Identify all lines in the data containing the string "this". Copy them out.

Begin

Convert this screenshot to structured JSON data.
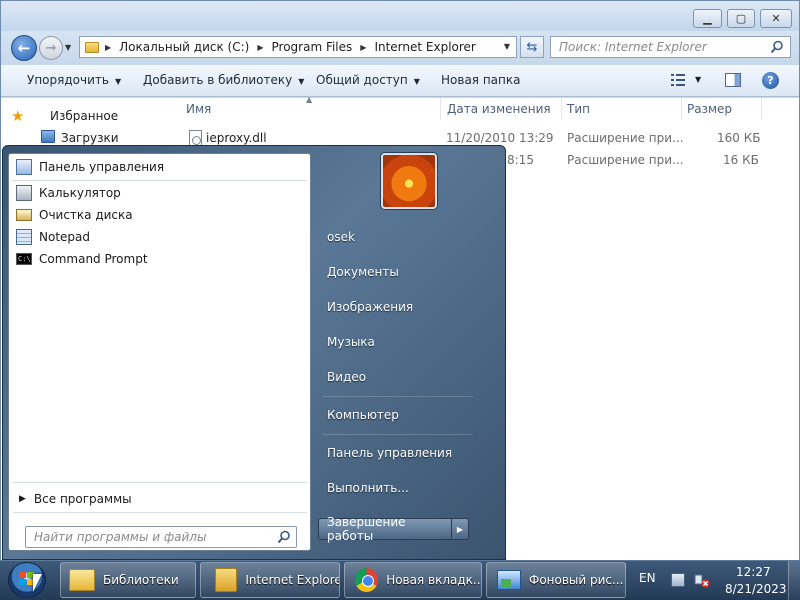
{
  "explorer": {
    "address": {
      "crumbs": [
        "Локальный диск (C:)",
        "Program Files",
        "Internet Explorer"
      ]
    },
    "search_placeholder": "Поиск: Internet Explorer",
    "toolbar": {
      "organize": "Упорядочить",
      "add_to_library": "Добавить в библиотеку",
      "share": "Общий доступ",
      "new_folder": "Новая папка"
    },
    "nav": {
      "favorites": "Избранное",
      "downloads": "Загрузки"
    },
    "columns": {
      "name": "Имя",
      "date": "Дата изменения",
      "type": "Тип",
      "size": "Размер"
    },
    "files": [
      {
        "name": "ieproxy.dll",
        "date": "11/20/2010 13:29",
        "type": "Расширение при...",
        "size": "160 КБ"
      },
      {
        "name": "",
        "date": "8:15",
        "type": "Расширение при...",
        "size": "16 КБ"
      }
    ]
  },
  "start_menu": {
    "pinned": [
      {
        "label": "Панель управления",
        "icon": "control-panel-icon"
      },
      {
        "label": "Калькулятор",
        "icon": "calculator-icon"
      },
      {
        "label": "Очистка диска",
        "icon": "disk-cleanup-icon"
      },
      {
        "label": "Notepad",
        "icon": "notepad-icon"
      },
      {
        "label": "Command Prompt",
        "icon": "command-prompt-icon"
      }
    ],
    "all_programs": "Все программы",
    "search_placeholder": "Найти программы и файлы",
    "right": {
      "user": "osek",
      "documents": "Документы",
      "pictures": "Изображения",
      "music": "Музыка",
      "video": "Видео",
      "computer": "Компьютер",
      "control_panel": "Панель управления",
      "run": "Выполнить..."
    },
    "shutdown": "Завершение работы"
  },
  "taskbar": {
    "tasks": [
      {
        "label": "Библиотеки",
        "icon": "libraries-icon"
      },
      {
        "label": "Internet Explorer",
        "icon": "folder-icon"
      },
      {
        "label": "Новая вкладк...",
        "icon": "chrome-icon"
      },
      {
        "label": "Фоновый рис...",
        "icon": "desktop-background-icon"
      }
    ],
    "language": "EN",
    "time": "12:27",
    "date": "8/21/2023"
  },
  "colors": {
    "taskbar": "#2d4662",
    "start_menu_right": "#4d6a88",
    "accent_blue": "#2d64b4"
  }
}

End
Begin

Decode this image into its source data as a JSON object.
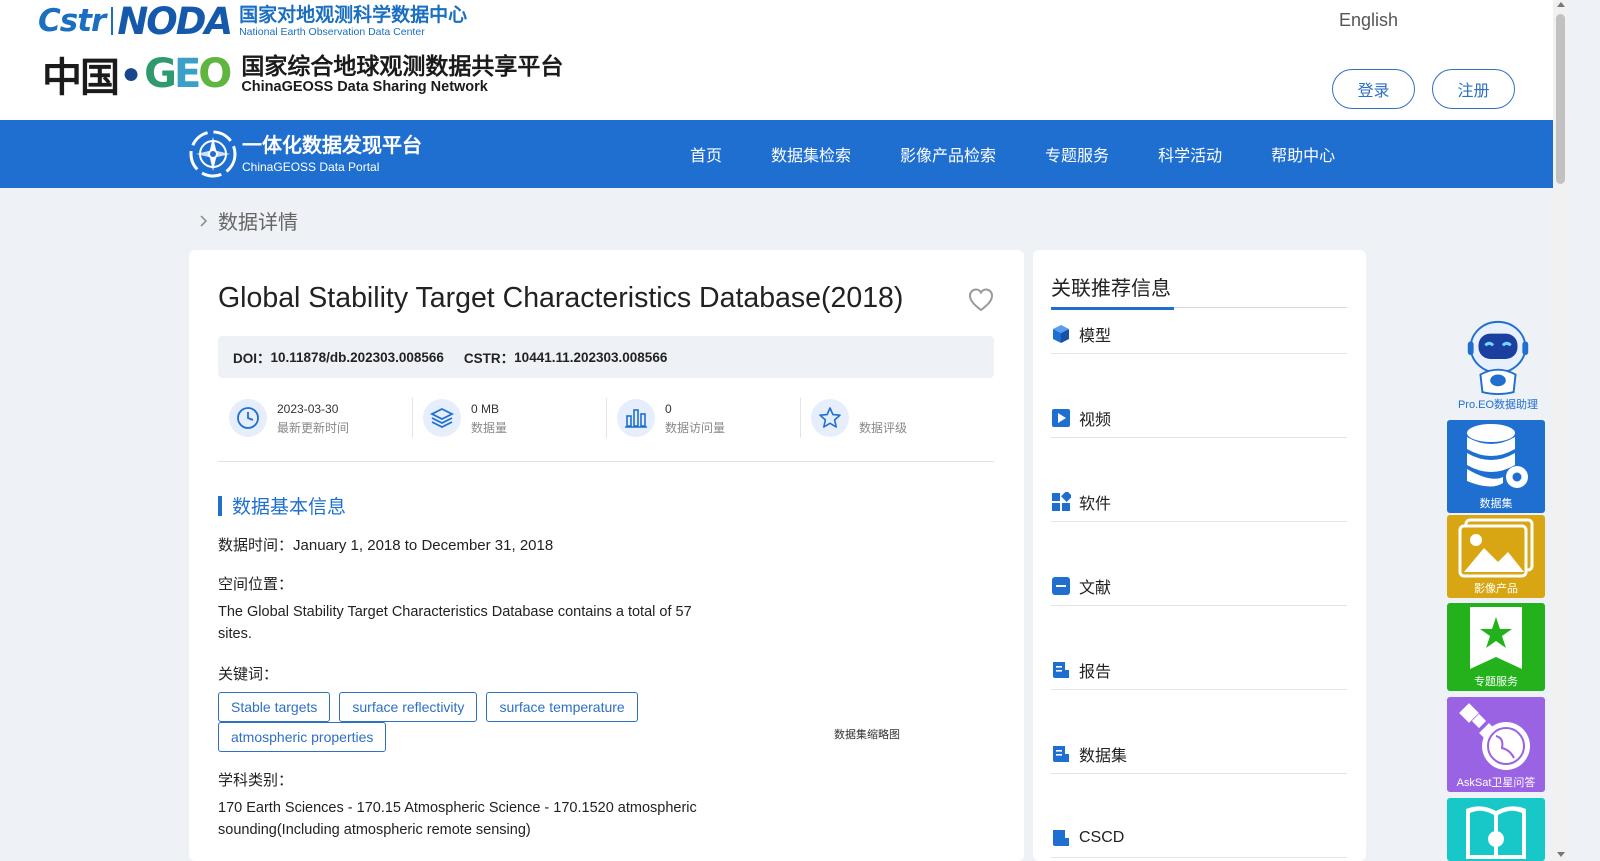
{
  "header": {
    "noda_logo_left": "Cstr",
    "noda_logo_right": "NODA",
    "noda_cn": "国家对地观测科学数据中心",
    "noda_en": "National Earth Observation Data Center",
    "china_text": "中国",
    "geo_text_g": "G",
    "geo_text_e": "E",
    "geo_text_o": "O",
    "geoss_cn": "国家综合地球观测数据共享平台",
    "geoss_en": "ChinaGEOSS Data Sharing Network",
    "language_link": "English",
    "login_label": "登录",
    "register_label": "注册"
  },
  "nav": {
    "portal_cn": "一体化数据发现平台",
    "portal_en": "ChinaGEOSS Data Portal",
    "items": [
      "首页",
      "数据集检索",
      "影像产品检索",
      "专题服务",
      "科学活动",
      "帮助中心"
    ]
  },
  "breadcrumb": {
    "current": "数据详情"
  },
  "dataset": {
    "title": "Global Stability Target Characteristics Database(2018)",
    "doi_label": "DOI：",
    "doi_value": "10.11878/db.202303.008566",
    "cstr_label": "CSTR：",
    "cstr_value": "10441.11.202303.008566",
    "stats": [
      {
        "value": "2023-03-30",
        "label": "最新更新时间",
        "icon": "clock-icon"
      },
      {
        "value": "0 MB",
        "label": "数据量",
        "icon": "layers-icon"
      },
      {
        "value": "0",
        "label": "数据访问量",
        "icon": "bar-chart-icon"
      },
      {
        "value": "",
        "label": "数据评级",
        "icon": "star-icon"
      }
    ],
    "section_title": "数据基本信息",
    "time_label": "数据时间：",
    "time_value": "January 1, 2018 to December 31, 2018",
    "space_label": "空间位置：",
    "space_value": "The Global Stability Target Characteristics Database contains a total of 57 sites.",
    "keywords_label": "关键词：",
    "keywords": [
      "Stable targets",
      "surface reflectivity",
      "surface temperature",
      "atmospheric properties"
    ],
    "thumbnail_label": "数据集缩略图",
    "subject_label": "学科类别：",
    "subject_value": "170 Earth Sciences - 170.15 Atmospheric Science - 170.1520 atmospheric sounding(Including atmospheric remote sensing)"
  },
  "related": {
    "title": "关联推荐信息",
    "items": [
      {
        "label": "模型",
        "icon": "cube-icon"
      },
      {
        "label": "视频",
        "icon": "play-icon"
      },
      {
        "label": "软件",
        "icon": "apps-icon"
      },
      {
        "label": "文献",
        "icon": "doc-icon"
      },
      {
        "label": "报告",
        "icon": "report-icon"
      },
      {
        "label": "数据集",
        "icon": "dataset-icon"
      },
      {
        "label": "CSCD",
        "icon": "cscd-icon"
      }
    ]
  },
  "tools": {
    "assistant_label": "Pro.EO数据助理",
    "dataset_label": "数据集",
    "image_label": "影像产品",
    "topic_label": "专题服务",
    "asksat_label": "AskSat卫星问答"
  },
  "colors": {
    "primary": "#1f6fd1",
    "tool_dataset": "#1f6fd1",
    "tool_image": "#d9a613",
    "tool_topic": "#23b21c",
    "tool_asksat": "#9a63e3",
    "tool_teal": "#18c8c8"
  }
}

End

*Exercise solution*
Convert this screenshot to structured JSON data.
Decode this image into its source data as a JSON object.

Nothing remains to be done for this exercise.